---------- Selected passage
3. The method of Claim 1 in which said sealed tube communicates through said over pouch through sliding seal means to permit pulling free of said first container and tube from the overpouch upon opening of the overpouch.

4. The method of Claim 1 in which said second, porous, sealed, bacteria-blocking port is carried at a position outside of said overpouch.

5. The method of Claim 4 in which said sealed tube is released by heat-sealing its bore permanently shut at a point nearer the first container than said second port and open, sterile connection, and thereafter severing said tube to remove said second port and open sterile connection without opening the resealed second tube.

6. The method of Claim 1 in which said first container is a collapsible bag having at least one access tube to its interior closed with a pierceable diaphragm, the outer end of said access tube being sealed with a removable seal member carrying a fourth porous, sealed bacteria-blocking port, whereby sterilizing gas from the overpouch interior can pass into contact with the outer end of said access tube.

7. The method of Claim 1 in which said attached container is a rigid vial.

8. The method of sterilizing a first flexible container for holding liquid and an attached container holding a dry solid, said containers having connection means for mixing their contents while remaining sealed from the exterior, said first container and attached container being sealed in an overpouch, the attached container being sealed in an isolated compartment of the first container, said method comprising:: passing sterilizing gas through a first porous, sealed bacteria-blocking port into the interior of said overpouch to sterilize the exteriors of said first and attached containers and the sealed connection means; passing sterilizing gas through a second, porous, sealed bacteria-blocking port carried at a position outside said overpouch into the dry interior of said first container to sterilize said interior; allowing said sterilizing gas to diffuse from the interiors of the overpouch, isolated compartment, and first container out of said first and second ports without permitting bacterial access into said overpouch and first container; effecting an open, sterile connection between a sealed tube communicating with the interior of said first container and a source of sterile liquid, and passing said sterile liquid into the interior of the first container; resealing said sealed tube; and severing said sealed tube to remove said source of sterile liquid without opening said resealed tube.
--------------------
> [Set of tasks]:
(1) Answer these from the sterilization claims:
(a) According to Claim 7, what is the attached container?
(b) In Claim 4, where is the second port carried?
(c) In Claim 6, what closes the access tube of the collapsible bag?
(2) Copy word for word the part of the sterilization claims that begins at the words "4. The method" and stops after "said access tube.".
(3) Write the next part of the sterilization claims, picking up after the end of Claim 8.
The listing that comes next has nothing to do with the sterilization claims.
---------- Dataset entries
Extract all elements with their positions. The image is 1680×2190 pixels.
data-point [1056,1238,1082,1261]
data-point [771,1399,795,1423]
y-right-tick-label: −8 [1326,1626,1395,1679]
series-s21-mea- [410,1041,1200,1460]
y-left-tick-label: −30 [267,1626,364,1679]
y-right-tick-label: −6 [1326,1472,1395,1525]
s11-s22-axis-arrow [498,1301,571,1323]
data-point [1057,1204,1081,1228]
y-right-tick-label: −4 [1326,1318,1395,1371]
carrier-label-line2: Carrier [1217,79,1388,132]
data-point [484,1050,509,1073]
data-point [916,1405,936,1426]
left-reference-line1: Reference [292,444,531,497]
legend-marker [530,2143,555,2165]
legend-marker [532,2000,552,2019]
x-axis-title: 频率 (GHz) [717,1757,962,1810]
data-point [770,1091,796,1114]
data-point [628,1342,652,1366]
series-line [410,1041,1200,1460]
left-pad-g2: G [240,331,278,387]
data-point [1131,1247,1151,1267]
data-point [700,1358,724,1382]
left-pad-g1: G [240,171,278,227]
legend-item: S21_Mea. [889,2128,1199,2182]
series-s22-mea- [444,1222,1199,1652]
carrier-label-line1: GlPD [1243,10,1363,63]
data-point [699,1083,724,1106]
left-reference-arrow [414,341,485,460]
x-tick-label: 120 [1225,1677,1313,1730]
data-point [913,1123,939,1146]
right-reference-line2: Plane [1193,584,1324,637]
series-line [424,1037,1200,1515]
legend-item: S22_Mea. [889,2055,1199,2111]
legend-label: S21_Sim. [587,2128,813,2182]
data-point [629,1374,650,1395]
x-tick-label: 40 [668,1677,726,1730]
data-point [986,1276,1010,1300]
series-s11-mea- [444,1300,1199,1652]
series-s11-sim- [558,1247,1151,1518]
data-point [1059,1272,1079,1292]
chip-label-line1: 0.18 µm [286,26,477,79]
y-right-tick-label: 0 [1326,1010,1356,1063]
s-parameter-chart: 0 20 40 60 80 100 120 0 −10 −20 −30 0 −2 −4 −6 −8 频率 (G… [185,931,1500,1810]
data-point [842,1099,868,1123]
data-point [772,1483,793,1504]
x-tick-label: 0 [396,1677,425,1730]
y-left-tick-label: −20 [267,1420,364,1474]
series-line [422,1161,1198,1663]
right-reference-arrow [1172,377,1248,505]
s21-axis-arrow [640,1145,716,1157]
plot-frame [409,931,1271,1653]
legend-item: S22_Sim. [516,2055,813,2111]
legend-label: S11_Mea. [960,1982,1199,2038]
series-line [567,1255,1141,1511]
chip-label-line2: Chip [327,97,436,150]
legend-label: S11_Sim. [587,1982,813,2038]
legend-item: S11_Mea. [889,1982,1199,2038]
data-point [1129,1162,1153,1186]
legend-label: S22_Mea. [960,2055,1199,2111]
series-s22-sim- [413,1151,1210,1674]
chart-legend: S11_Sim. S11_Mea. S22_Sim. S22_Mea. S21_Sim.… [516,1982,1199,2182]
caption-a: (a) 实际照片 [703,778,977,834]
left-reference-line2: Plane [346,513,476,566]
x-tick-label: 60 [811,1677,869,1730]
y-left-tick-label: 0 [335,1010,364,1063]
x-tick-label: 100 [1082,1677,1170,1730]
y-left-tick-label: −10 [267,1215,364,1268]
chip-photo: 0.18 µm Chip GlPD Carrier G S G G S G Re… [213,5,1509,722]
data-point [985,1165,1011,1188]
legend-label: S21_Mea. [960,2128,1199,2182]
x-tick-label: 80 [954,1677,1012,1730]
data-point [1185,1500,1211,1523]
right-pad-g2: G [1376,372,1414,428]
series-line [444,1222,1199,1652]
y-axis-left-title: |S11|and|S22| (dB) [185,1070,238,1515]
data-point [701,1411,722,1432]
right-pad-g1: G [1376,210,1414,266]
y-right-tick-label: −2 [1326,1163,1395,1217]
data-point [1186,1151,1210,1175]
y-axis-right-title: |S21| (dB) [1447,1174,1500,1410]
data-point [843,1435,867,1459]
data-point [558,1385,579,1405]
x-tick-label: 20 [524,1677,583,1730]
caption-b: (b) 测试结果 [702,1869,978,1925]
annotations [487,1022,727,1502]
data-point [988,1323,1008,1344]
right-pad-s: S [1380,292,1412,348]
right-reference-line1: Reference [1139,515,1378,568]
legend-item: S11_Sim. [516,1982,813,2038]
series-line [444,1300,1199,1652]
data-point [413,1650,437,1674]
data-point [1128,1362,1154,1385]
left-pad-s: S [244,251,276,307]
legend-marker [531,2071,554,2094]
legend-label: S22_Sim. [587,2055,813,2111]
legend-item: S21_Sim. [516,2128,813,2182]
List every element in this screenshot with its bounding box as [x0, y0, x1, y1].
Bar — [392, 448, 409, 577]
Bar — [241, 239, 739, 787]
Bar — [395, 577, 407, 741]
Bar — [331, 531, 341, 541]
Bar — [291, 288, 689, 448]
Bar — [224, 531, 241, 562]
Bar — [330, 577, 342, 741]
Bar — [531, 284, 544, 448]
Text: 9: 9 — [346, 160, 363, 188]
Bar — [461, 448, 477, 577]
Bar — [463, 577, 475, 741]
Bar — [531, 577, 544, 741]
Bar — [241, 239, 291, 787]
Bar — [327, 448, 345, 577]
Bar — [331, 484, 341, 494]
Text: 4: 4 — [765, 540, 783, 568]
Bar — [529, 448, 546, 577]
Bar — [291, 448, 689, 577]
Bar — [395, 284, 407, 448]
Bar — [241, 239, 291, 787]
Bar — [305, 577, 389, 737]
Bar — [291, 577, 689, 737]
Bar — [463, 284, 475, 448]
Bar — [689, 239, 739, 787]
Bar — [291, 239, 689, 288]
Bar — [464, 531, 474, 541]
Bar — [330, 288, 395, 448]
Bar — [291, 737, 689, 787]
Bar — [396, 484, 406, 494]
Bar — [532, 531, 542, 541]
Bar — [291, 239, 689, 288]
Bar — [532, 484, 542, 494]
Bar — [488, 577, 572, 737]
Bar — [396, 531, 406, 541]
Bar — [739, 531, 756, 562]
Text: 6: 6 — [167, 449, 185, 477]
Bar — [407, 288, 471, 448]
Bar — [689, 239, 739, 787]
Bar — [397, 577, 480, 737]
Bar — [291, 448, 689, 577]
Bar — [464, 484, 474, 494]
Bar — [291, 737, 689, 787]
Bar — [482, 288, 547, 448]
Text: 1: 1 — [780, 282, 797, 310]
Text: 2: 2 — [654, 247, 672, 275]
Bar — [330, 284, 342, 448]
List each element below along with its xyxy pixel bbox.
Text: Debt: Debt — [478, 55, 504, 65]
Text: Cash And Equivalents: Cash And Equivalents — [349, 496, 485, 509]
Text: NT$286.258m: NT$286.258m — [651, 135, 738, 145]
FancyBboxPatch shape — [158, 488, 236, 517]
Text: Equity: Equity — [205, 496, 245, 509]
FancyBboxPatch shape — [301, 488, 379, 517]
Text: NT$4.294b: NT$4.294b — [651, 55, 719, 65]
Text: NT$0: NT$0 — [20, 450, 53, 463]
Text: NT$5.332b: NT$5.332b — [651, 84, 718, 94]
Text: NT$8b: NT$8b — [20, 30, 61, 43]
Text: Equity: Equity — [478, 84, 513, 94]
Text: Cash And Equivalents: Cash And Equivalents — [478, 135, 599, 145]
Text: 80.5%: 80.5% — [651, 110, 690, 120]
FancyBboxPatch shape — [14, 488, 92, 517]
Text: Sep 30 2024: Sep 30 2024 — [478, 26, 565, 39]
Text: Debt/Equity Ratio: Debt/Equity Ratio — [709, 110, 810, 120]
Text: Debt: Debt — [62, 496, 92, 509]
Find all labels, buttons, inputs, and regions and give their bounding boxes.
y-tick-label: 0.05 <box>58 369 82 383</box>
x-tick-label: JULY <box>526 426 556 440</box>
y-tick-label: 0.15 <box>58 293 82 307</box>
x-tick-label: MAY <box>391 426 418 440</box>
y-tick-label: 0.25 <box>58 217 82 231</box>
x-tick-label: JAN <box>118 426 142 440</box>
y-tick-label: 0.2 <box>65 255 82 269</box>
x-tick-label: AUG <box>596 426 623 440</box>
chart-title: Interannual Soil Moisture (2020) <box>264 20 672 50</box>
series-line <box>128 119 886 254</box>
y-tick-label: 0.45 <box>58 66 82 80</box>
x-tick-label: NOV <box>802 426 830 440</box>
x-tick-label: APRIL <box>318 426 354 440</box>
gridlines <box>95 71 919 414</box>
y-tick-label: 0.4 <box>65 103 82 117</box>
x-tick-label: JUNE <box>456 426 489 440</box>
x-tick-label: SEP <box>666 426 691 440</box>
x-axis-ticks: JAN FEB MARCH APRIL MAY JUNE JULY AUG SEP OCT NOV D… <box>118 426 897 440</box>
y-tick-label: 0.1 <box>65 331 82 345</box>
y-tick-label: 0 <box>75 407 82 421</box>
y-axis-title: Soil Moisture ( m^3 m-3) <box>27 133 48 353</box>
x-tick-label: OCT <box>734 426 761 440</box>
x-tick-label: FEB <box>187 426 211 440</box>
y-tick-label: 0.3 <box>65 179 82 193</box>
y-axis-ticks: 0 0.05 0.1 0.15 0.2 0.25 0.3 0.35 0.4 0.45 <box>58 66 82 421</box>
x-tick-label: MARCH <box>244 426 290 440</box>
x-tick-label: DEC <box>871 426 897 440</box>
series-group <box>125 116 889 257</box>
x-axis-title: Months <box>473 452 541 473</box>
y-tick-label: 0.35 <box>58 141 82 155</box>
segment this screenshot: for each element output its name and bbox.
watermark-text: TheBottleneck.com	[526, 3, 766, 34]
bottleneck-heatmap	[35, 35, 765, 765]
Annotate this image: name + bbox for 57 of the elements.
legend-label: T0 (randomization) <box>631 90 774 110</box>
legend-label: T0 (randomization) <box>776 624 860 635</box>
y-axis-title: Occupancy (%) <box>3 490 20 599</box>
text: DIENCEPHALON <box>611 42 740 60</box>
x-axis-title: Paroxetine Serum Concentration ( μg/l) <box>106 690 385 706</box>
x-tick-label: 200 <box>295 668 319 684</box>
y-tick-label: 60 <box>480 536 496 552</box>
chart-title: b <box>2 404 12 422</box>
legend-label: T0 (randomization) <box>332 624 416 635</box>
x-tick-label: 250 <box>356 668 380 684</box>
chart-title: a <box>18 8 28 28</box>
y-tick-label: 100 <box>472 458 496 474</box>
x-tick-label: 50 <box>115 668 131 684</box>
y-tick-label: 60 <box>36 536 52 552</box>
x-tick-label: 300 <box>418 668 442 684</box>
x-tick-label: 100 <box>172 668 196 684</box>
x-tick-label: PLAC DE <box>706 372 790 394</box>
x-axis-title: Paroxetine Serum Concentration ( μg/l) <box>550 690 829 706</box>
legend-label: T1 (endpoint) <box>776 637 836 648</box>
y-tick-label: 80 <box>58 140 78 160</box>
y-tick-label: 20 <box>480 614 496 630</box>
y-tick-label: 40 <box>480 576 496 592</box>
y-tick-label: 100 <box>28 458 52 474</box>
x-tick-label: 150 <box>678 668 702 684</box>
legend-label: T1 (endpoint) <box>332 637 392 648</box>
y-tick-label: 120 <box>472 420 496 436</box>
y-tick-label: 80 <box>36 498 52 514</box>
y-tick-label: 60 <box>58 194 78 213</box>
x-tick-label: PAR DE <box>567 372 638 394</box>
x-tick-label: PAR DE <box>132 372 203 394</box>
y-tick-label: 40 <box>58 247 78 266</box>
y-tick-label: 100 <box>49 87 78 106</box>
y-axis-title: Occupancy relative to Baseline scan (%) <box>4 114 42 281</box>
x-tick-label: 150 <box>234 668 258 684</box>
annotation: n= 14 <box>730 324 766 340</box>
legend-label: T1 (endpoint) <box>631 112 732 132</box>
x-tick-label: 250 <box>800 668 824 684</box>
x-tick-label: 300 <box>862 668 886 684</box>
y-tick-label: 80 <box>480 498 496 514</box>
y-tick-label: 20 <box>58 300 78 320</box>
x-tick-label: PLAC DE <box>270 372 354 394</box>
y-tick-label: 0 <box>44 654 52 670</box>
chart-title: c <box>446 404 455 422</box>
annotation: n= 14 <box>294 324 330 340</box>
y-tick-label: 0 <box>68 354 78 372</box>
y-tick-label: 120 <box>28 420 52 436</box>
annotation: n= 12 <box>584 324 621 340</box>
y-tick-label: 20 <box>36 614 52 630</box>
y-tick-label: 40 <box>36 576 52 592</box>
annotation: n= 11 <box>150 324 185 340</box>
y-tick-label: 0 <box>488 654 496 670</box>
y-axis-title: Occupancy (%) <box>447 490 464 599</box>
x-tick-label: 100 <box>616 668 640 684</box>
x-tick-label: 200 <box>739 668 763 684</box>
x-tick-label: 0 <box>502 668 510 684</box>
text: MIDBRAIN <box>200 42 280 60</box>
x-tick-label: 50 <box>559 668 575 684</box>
--------------------
> [Answer list]:
(1)
(a) A rigid vial.
(b) At a position outside of the overpouch.
(c) A pierceable diaphragm.

(2)
4. The method of Claim 1 in which said second, porous, sealed, bacteria-blocking port is carried at a position outside of said overpouch.

5. The method of Claim 4 in which said sealed tube is released by heat-sealing its bore permanently shut at a point nearer the first container than said second port and open, sterile connection, and thereafter severing said tube to remove said second port and open sterile connection without opening the resealed second tube.

6. The method of Claim 1 in which said first container is a collapsible bag having at least one access tube to its interior closed with a pierceable diaphragm, the outer end of said access tube being sealed with a removable seal member carrying a fourth porous, sealed bacteria-blocking port, whereby sterilizing gas from the overpouch interior can pass into contact with the outer end of said access tube.

(3)
9. A sterile system which comprises a first container holding a liquid and an attached container holding a dry solid, connection means between said container for mixing their contents while permitting the containers to remain sealed from the exterior, at least said first container and connection means being sealed in an overpouch, and a sealed tube communicating with the interior of said first container, said sealed tube communicating through said overpouch and sealed thereto by sliding seal means, to permit opening of the overpouch and pulling free of the first container and tube by sliding the tube out of sliding, sealed relationship with the overpouch.

10. The apparatus of Claim 9 in which said attached container and connection means are positioned substantially within an isolated compartment of said first container, and port means carrying porous, bacteria-blocking means communicating between the isolated compartment and the overpouch interior.

11. The apparatus of Claim 10 in which said attached container is a rigid vial.

1 2. The apparatus of Claim 11 in which said connection means comprises a diaphragm carried by said attached container and spike means for penetrating said diaphragm, to provide access between the interior of said first container and attached container.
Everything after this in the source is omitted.